# SET TASK 1
Find each line in the records that contains the string "series" and copy those lines.

# load bearing opening



## superseal (Feb 4, 2009)

You'll all be happy I'm not working heights on this one :laughing:...

Neighbor has been at me to install his new patio door since October 2011 and I'm finally finding time on the schedule to get it done.

Basically need a 6'0" x 6'8" opening created through a solid masonry house to accommodate the install. 

Got a late start this morning and the 60 mph gusts we had today made for an interesting dust storm 

Anyway, I'll keep you updated with the lintel installation and such as I progress through this. 

On the docket today...Layout; removal of 2 sheets of heavily glued 
80's interior paneling to expose the furred out drywall; saw-cut perimeter; primed up two lintels and started brick removal.


----------



## ohiohomedoctor (Dec 26, 2010)

Looks like a cool project. They definitely picked the right guy. Do you plan on using a needle board for temporary support during lentil installation?


----------



## superseal (Feb 4, 2009)

Got about half of the brick out today and I'm salvaging these puppies...
Hard to match the size and patina of these bricks in new and I'm always doing patch jobs around the neighborhood anyway. 

Suckers vary from 8 1/4" to 8 3/4" and there hard to come by when you need them...Red clay, 70 years old and as good as the day they were laid... these are keepers :thumbup:


----------



## MF Custom (May 3, 2009)

ohiohomedoctor said:


> Looks like a cool project. They definitely picked the right guy. Do you plan on using a needle board for temporary support during lentil installation?

# SUPPLIED RECORDS
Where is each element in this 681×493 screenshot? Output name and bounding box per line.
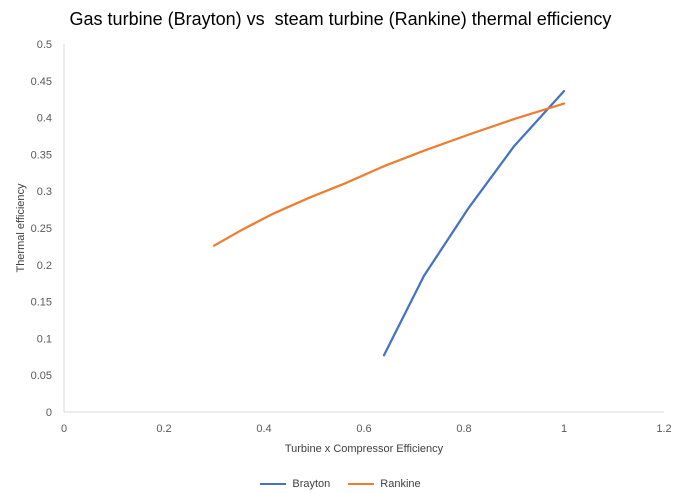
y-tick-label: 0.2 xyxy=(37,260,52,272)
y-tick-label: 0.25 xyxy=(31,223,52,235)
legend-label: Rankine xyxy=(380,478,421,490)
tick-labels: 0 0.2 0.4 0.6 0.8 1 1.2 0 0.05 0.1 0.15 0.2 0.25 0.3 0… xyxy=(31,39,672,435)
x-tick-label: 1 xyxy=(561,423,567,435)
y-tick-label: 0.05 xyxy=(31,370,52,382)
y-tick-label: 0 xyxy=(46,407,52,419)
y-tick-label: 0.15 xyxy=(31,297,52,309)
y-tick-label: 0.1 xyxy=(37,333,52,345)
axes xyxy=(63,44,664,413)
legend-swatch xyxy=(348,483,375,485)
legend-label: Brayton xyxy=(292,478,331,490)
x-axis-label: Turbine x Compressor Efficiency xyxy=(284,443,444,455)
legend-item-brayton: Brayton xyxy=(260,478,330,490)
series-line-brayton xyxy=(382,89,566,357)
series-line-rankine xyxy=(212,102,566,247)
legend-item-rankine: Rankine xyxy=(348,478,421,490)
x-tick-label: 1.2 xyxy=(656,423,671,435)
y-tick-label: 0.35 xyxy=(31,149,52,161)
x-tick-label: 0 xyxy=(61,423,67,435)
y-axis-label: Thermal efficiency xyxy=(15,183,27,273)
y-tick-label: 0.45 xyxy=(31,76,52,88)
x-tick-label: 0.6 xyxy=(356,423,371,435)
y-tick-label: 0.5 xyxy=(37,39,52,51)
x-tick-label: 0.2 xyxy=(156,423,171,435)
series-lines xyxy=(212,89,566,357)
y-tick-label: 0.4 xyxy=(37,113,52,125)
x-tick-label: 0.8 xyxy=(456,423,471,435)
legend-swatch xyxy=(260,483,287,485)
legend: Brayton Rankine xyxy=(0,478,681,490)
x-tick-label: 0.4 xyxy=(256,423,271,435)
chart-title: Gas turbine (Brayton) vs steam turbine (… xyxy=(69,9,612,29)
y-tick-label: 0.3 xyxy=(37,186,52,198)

# SET TASK 2
According to the forum thread about the load-bearing opening, what size opening is needed for the neighbor's patio door?

# FULL ANSWER 1
series-line-brayton xyxy=(382,89,566,357)
series-line-rankine xyxy=(212,102,566,247)
series-lines xyxy=(212,89,566,357)

# FULL ANSWER 2
A 6'0" x 6'8" opening through the solid masonry house.